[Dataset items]
╭──

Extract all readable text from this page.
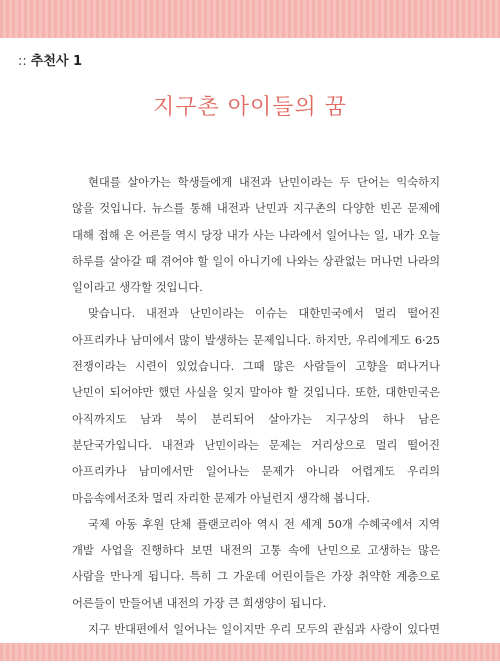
:: 추천사 1
지구촌 아이들의 꿈

현대를 살아가는 학생들에게 내전과 난민이라는 두 단어는 익숙하지 않을 것입니다. 뉴스를 통해 내전과 난민과 지구촌의 다양한 빈곤 문제에 대해 접해 온 어른들 역시 당장 내가 사는 나라에서 일어나는 일, 내가 오늘 하루를 살아갈 때 겪어야 할 일이 아니기에 나와는 상관없는 머나먼 나라의 일이라고 생각할 것입니다.

맞습니다. 내전과 난민이라는 이슈는 대한민국에서 멀리 떨어진 아프리카나 남미에서 많이 발생하는 문제입니다. 하지만, 우리에게도 6·25 전쟁이라는 시련이 있었습니다. 그때 많은 사람들이 고향을 떠나거나 난민이 되어야만 했던 사실을 잊지 말아야 할 것입니다. 또한, 대한민국은 아직까지도 남과 북이 분리되어 살아가는 지구상의 하나 남은 분단국가입니다. 내전과 난민이라는 문제는 거리상으로 멀리 떨어진 아프리카나 남미에서만 일어나는 문제가 아니라 어렵게도 우리의 마음속에서조차 멀리 자리한 문제가 아닐런지 생각해 봅니다.

국제 아동 후원 단체 플랜코리아 역시 전 세계 50개 수혜국에서 지역 개발 사업을 진행하다 보면 내전의 고통 속에 난민으로 고생하는 많은 사람을 만나게 됩니다. 특히 그 가운데 어린이들은 가장 취약한 계층으로 어른들이 만들어낸 내전의 가장 큰 희생양이 됩니다.

지구 반대편에서 일어나는 일이지만 우리 모두의 관심과 사랑이 있다면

╰──

• _EXERCISE TASK_
The data above should be repeated exactly, minus any pictures.

• _RESPONSE TO THIS TASK_
Extract all readable text from this page.
:: 추천사 1
지구촌 아이들의 꿈

현대를 살아가는 학생들에게 내전과 난민이라는 두 단어는 익숙하지 않을 것입니다. 뉴스를 통해 내전과 난민과 지구촌의 다양한 빈곤 문제에 대해 접해 온 어른들 역시 당장 내가 사는 나라에서 일어나는 일, 내가 오늘 하루를 살아갈 때 겪어야 할 일이 아니기에 나와는 상관없는 머나먼 나라의 일이라고 생각할 것입니다.

맞습니다. 내전과 난민이라는 이슈는 대한민국에서 멀리 떨어진 아프리카나 남미에서 많이 발생하는 문제입니다. 하지만, 우리에게도 6·25 전쟁이라는 시련이 있었습니다. 그때 많은 사람들이 고향을 떠나거나 난민이 되어야만 했던 사실을 잊지 말아야 할 것입니다. 또한, 대한민국은 아직까지도 남과 북이 분리되어 살아가는 지구상의 하나 남은 분단국가입니다. 내전과 난민이라는 문제는 거리상으로 멀리 떨어진 아프리카나 남미에서만 일어나는 문제가 아니라 어렵게도 우리의 마음속에서조차 멀리 자리한 문제가 아닐런지 생각해 봅니다.

국제 아동 후원 단체 플랜코리아 역시 전 세계 50개 수혜국에서 지역 개발 사업을 진행하다 보면 내전의 고통 속에 난민으로 고생하는 많은 사람을 만나게 됩니다. 특히 그 가운데 어린이들은 가장 취약한 계층으로 어른들이 만들어낸 내전의 가장 큰 희생양이 됩니다.

지구 반대편에서 일어나는 일이지만 우리 모두의 관심과 사랑이 있다면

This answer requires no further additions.